It is worthwhile to provide a brief review of lubricants, based on my experience and on a discussion with a knowledgeable oil engineer who is very familiar with our Turbo Diesels and who has always given me good advice, whether or not his company makes a product that he would recommend for my application. It is refreshing to get advice to use a competitor’s product if that is what is best! He told me that the factory recommended lube, commonly marketed by Pennzoil, is good, but as with other non-synthethic products, will tend to wax at low temperatures and oxidize at high operating temperatures, compared to a good synthetic lube. He likes the Amsoil product for near-stock applications. The additive package is very good and the synthetic base stock behaves well. It is about like a 5-30 weight range using the engine oil scale. If your usage is much more severe, due to heavy towing beyond Dodge’s recommendations, high operating lube temperatures, and/or high horsepower usage, he prefers Torco Racing Transmission fluid (RTF), which is about like 10-40 weight on the engine oil scale. The additives in RTF might tend to attack brass synchronizers because of its GL-6 additives, but it will protect the gears better under heavy loads. Current equipment is not set up to test beyond GL-5, but Torco continues to treat their lubricants at the levels they used in the past to meet GL-6 requirements. The tradeoff could be that the synchronizers won’t work as well after reaching high mileage, but that is better for a transmission that will be rebuilt periodically anyway, compared to gear breakage from high horsepower and heavy towing. As he mentioned, if you have significantly exceeded factory usage, you have to make compromises. He also pointed out that the higher cost of the Torco RTF might discourage changing lube as often, and it is always better to change lube regularly, since wear metals and particulates end up in the oil with no filtration to remove them.
If you are towing heavy trailers, carry heavy loads, or have added horsepower, consider the Trans-Cool coolers (see TDR Issue 61, page 99) offered by Geno’s Garage. Testing while towing has shown a reduction in lubricant operating temperature, and they add about a quart of capacity. They have an extensive fin system to help dissipate heat, and are thick walled aluminum castings. The package containing two coolers and a set of mounting bolts weighs about 12 pounds.
The Process Begins
Charlie Jetton and Richard Poels of Standard Transmission and Gear, Fort Worth, Texas, discussed the procedures with me for rebuilding a New Venture 5600 transmission correctly. If anyone really wants to try rebuilding this model transmission under the shadetree, there are 41 pages on rebuilding this transmission in the factory Service Manual. However, the complexity shown in the accompanying photographs and captions will probably convince you to let a professional transmission shop with lots of experience with NV5600s do the work.

**EXERCISE 1**
Translate this sentence from the transmission lubricant text into Spanish: "The package containing two coolers and a set of mounting bolts weighs about 12 pounds."
**EXERCISE 2**
According to the transmission lubricant text, how much capacity do the Trans-Cool coolers add?
**EXERCISE 3**
In the transmission lubricant text, list the causes of much more severe usage that are named in the sentence beginning "If your usage is much more severe".
The listing that follows is separate from the transmission lubricant text.

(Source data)
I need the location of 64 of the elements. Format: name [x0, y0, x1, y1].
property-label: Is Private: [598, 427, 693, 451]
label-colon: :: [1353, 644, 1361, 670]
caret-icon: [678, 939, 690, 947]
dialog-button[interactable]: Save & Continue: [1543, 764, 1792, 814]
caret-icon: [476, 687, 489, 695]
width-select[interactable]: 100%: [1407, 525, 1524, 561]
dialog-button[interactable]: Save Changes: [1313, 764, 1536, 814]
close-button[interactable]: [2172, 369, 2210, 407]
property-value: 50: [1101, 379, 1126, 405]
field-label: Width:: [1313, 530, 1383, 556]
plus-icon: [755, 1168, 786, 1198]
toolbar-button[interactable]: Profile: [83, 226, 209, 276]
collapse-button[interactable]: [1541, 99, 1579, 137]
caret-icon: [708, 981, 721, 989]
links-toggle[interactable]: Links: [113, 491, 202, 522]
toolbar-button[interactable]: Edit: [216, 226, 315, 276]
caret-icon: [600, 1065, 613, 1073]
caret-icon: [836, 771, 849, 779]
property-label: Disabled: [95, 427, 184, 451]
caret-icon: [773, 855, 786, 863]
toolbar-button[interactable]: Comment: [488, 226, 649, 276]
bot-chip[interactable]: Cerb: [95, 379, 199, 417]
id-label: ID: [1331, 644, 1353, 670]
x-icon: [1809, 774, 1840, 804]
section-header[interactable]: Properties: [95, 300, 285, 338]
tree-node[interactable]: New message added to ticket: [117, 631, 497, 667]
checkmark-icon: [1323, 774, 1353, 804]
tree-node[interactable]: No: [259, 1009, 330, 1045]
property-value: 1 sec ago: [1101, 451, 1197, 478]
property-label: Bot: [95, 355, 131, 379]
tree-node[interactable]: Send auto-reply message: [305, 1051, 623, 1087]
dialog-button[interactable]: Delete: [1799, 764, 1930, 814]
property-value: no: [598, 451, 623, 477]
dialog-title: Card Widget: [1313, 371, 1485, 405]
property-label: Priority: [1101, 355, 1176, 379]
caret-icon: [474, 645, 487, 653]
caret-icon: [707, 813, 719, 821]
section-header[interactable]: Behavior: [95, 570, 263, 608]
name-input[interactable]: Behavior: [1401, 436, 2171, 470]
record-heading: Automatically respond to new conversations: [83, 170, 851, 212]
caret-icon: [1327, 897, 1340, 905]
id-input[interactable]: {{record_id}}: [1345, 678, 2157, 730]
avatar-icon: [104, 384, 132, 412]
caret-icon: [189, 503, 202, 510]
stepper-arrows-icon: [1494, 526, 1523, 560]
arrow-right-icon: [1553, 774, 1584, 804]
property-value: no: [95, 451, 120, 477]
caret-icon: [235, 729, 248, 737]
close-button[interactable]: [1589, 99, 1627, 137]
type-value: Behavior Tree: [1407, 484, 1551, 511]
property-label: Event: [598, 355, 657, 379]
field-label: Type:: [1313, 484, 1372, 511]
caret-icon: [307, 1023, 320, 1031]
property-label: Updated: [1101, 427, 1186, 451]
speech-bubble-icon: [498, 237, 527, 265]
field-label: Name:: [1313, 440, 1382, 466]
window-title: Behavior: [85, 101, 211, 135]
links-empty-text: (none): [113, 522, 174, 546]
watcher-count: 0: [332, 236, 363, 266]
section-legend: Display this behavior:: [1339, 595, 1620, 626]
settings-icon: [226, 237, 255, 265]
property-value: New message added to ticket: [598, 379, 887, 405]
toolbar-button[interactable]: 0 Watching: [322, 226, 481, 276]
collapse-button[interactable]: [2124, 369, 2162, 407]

**CORRECT OUTPUT 1**
El paquete que contiene dos enfriadores y un juego de pernos de montaje pesa unas 12 libras.

**CORRECT OUTPUT 2**
About a quart.

**CORRECT OUTPUT 3**
- Heavy towing beyond Dodge's recommendations
- High operating lube temperatures
- High horsepower usage